■ Extracted material
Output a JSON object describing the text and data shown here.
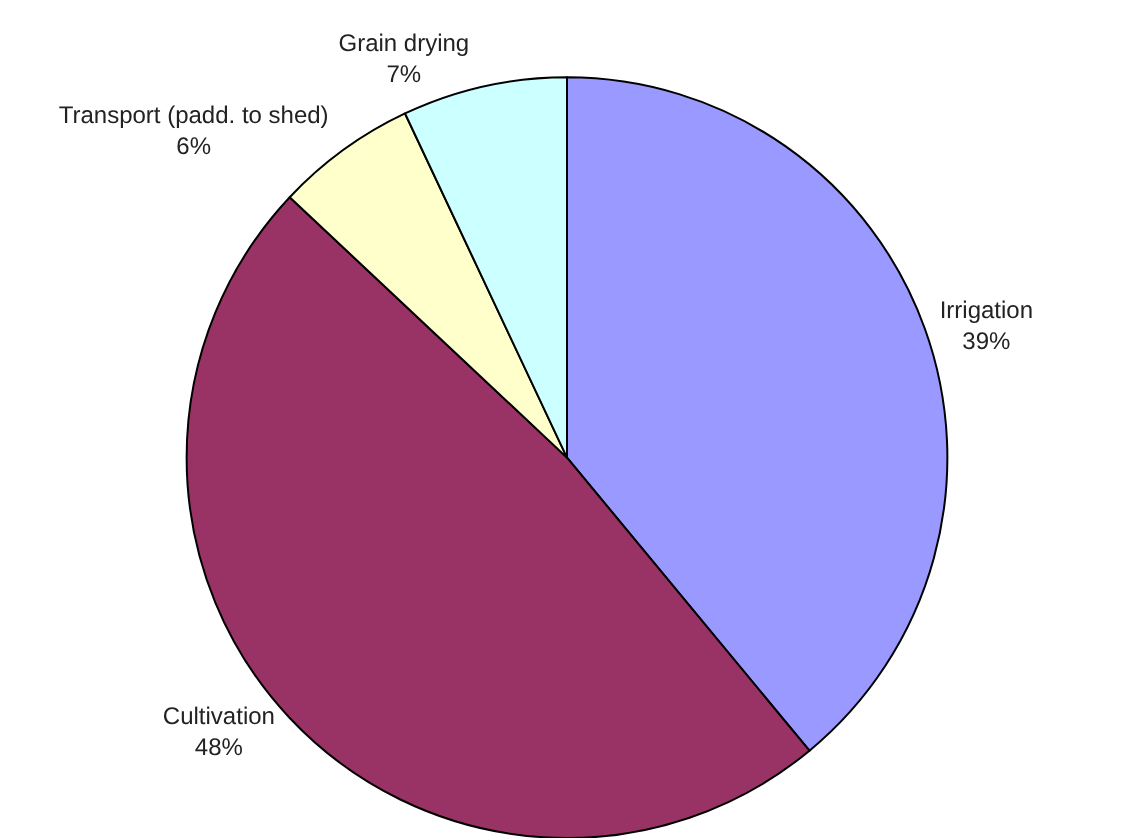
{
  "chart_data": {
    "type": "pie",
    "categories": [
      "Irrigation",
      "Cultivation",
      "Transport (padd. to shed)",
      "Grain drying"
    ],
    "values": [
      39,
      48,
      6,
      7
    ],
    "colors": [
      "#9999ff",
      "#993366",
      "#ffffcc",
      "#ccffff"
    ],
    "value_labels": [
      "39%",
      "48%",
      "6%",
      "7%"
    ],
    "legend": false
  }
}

■ Work required
Copy out every line of the material above exactly, skipping the pictures.

■ Expected output
Output a JSON object describing the text and data shown here.
{
  "chart_data": {
    "type": "pie",
    "categories": [
      "Irrigation",
      "Cultivation",
      "Transport (padd. to shed)",
      "Grain drying"
    ],
    "values": [
      39,
      48,
      6,
      7
    ],
    "colors": [
      "#9999ff",
      "#993366",
      "#ffffcc",
      "#ccffff"
    ],
    "value_labels": [
      "39%",
      "48%",
      "6%",
      "7%"
    ],
    "legend": false
  }
}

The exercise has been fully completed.